» **EXTRACTED DATA**
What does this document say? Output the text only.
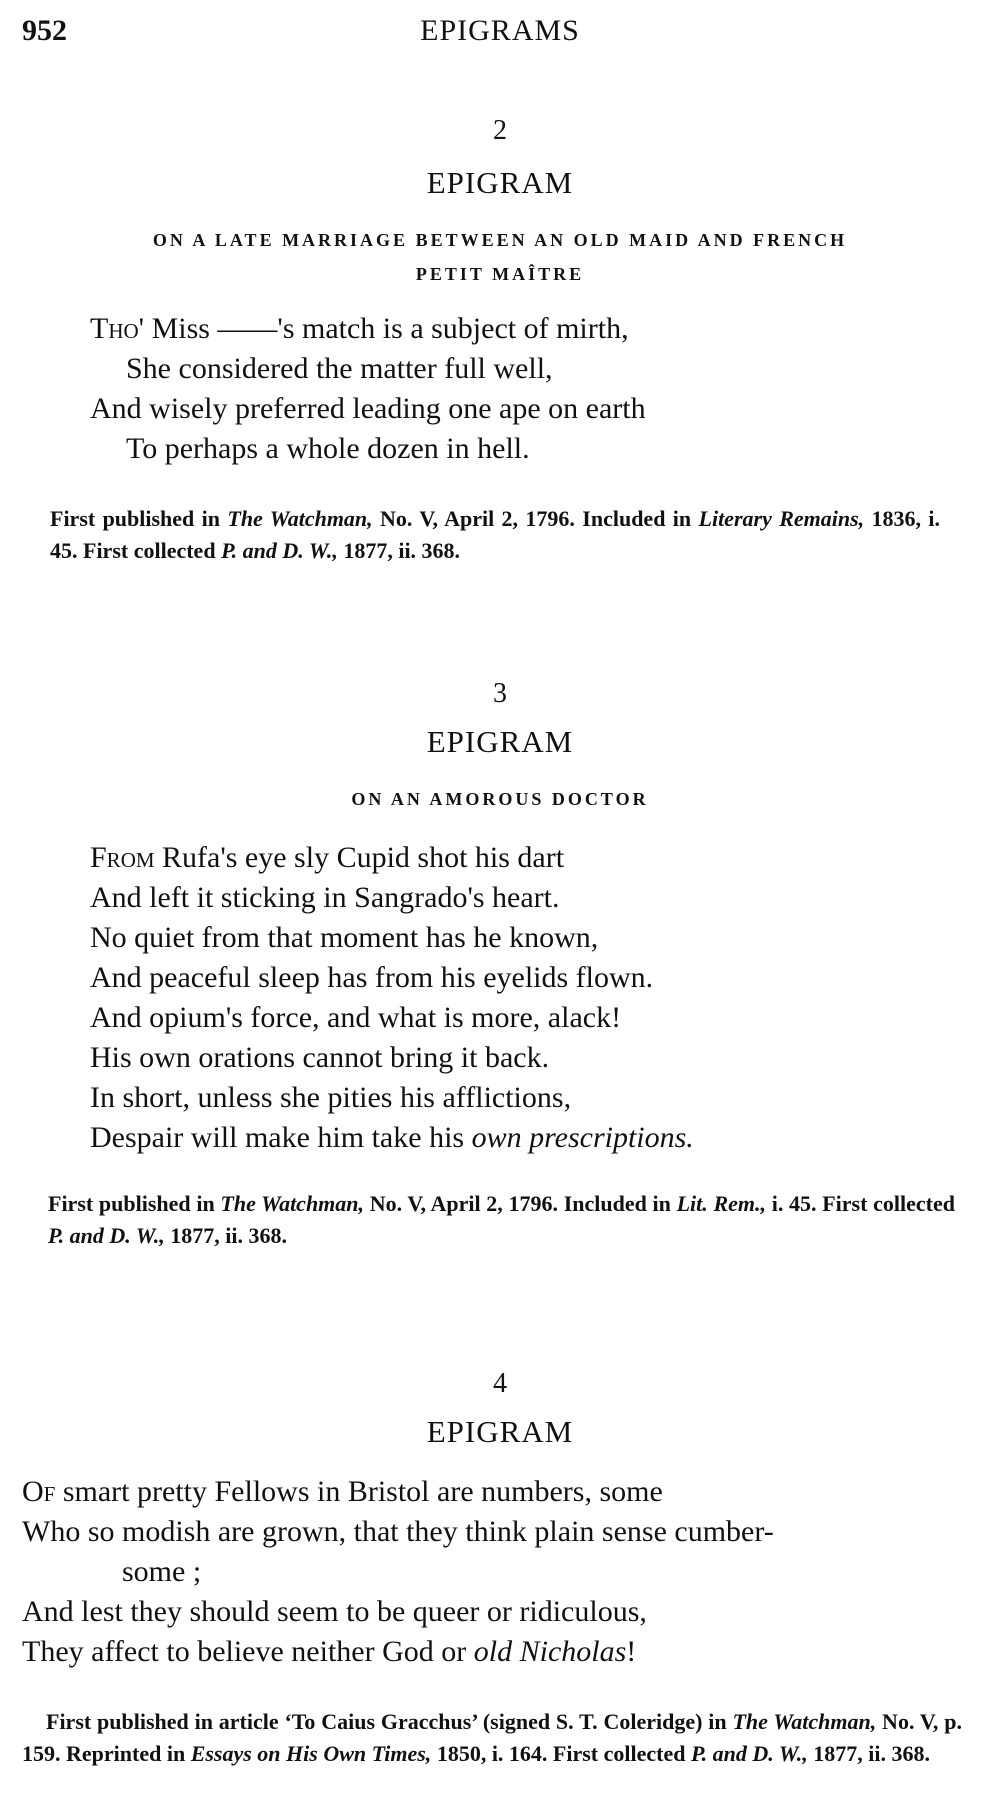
952	EPIGRAMS
2
EPIGRAM
ON A LATE MARRIAGE BETWEEN AN OLD MAID AND FRENCH
PETIT MAÎTRE
Tho' Miss ——'s match is a subject of mirth,
She considered the matter full well,
And wisely preferred leading one ape on earth
To perhaps a whole dozen in hell.
First published in The Watchman, No. V, April 2, 1796. Included in Literary Remains, 1836, i. 45. First collected P. and D. W., 1877, ii. 368.
3
EPIGRAM
ON AN AMOROUS DOCTOR
From Rufa's eye sly Cupid shot his dart
And left it sticking in Sangrado's heart.
No quiet from that moment has he known,
And peaceful sleep has from his eyelids flown.
And opium's force, and what is more, alack!
His own orations cannot bring it back.
In short, unless she pities his afflictions,
Despair will make him take his own prescriptions.
First published in The Watchman, No. V, April 2, 1796. Included in Lit. Rem., i. 45. First collected P. and D. W., 1877, ii. 368.
4
EPIGRAM
Of smart pretty Fellows in Bristol are numbers, some
Who so modish are grown, that they think plain sense cumber-
some ;
And lest they should seem to be queer or ridiculous,
They affect to believe neither God or old Nicholas!
First published in article ‘To Caius Gracchus’ (signed S. T. Coleridge) in The Watchman, No. V, p. 159. Reprinted in Essays on His Own Times, 1850, i. 164. First collected P. and D. W., 1877, ii. 368.
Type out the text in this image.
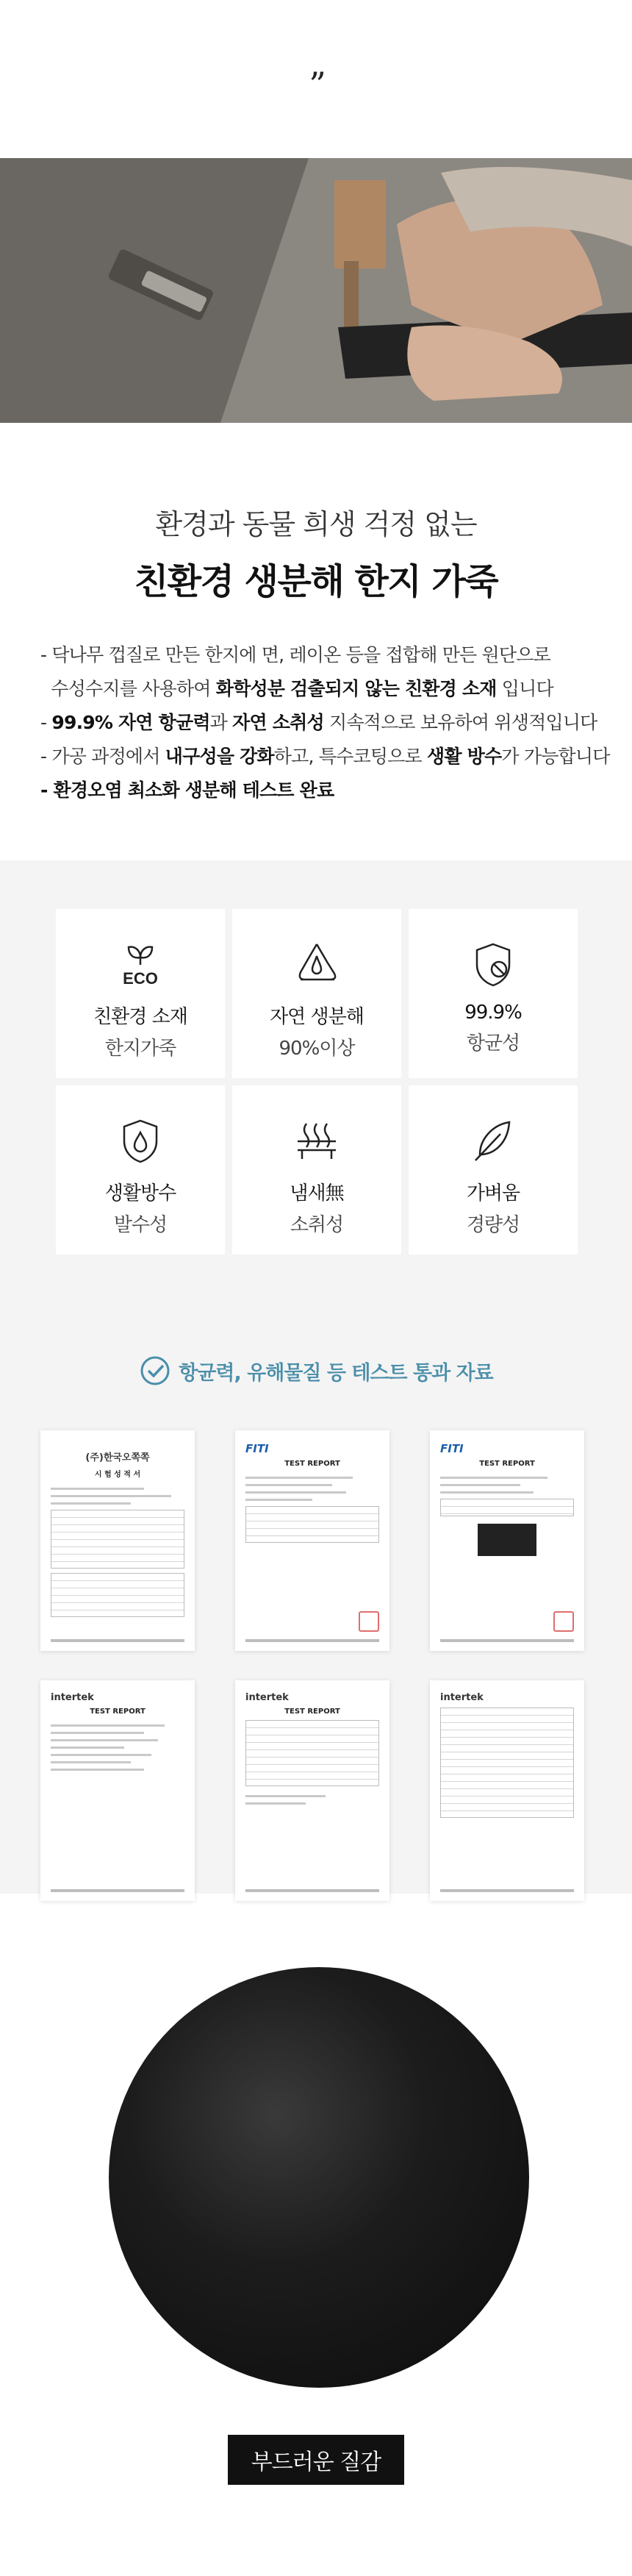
”
환경과 동물 희생 걱정 없는
친환경 생분해 한지 가죽

- 닥나무 껍질로 만든 한지에 면, 레이온 등을 접합해 만든 원단으로

수성수지를 사용하여 화학성분 검출되지 않는 친환경 소재 입니다

- 99.9% 자연 항균력과 자연 소취성 지속적으로 보유하여 위생적입니다

- 가공 과정에서 내구성을 강화하고, 특수코팅으로 생활 방수가 가능합니다

- 환경오염 최소화 생분해 테스트 완료

ECO
친환경 소재
한지가죽
자연 생분해
90%이상
99.9%
항균성
생활방수
발수성
냄새無
소취성
가벼움
경량성
항균력, 유해물질 등 테스트 통과 자료
(주)한국오쪽쪽
시 험 성 적 서
FITI
TEST REPORT
FITI
TEST REPORT
intertek
TEST REPORT
intertek
TEST REPORT
intertek
부드러운 질감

» **EXERCISE REQUIREMENTS**
Leave out the pictures and restate everything else word for word.

» **SOLUTION TO THE PROBLEM**
What does this document say? Output the text only.
952	EPIGRAMS
2
EPIGRAM
ON A LATE MARRIAGE BETWEEN AN OLD MAID AND FRENCH
PETIT MAÎTRE
Tho' Miss ——'s match is a subject of mirth,
She considered the matter full well,
And wisely preferred leading one ape on earth
To perhaps a whole dozen in hell.
First published in The Watchman, No. V, April 2, 1796. Included in Literary Remains, 1836, i. 45. First collected P. and D. W., 1877, ii. 368.
3
EPIGRAM
ON AN AMOROUS DOCTOR
From Rufa's eye sly Cupid shot his dart
And left it sticking in Sangrado's heart.
No quiet from that moment has he known,
And peaceful sleep has from his eyelids flown.
And opium's force, and what is more, alack!
His own orations cannot bring it back.
In short, unless she pities his afflictions,
Despair will make him take his own prescriptions.
First published in The Watchman, No. V, April 2, 1796. Included in Lit. Rem., i. 45. First collected P. and D. W., 1877, ii. 368.
4
EPIGRAM
Of smart pretty Fellows in Bristol are numbers, some
Who so modish are grown, that they think plain sense cumber-
some ;
And lest they should seem to be queer or ridiculous,
They affect to believe neither God or old Nicholas!
First published in article ‘To Caius Gracchus’ (signed S. T. Coleridge) in The Watchman, No. V, p. 159. Reprinted in Essays on His Own Times, 1850, i. 164. First collected P. and D. W., 1877, ii. 368.
Type out the text in this image.
”
환경과 동물 희생 걱정 없는
친환경 생분해 한지 가죽

- 닥나무 껍질로 만든 한지에 면, 레이온 등을 접합해 만든 원단으로

수성수지를 사용하여 화학성분 검출되지 않는 친환경 소재 입니다

- 99.9% 자연 항균력과 자연 소취성 지속적으로 보유하여 위생적입니다

- 가공 과정에서 내구성을 강화하고, 특수코팅으로 생활 방수가 가능합니다

- 환경오염 최소화 생분해 테스트 완료

ECO
친환경 소재
한지가죽
자연 생분해
90%이상
99.9%
항균성
생활방수
발수성
냄새無
소취성
가벼움
경량성
항균력, 유해물질 등 테스트 통과 자료
(주)한국오쪽쪽
시 험 성 적 서
FITI
TEST REPORT
FITI
TEST REPORT
intertek
TEST REPORT
intertek
TEST REPORT
intertek
부드러운 질감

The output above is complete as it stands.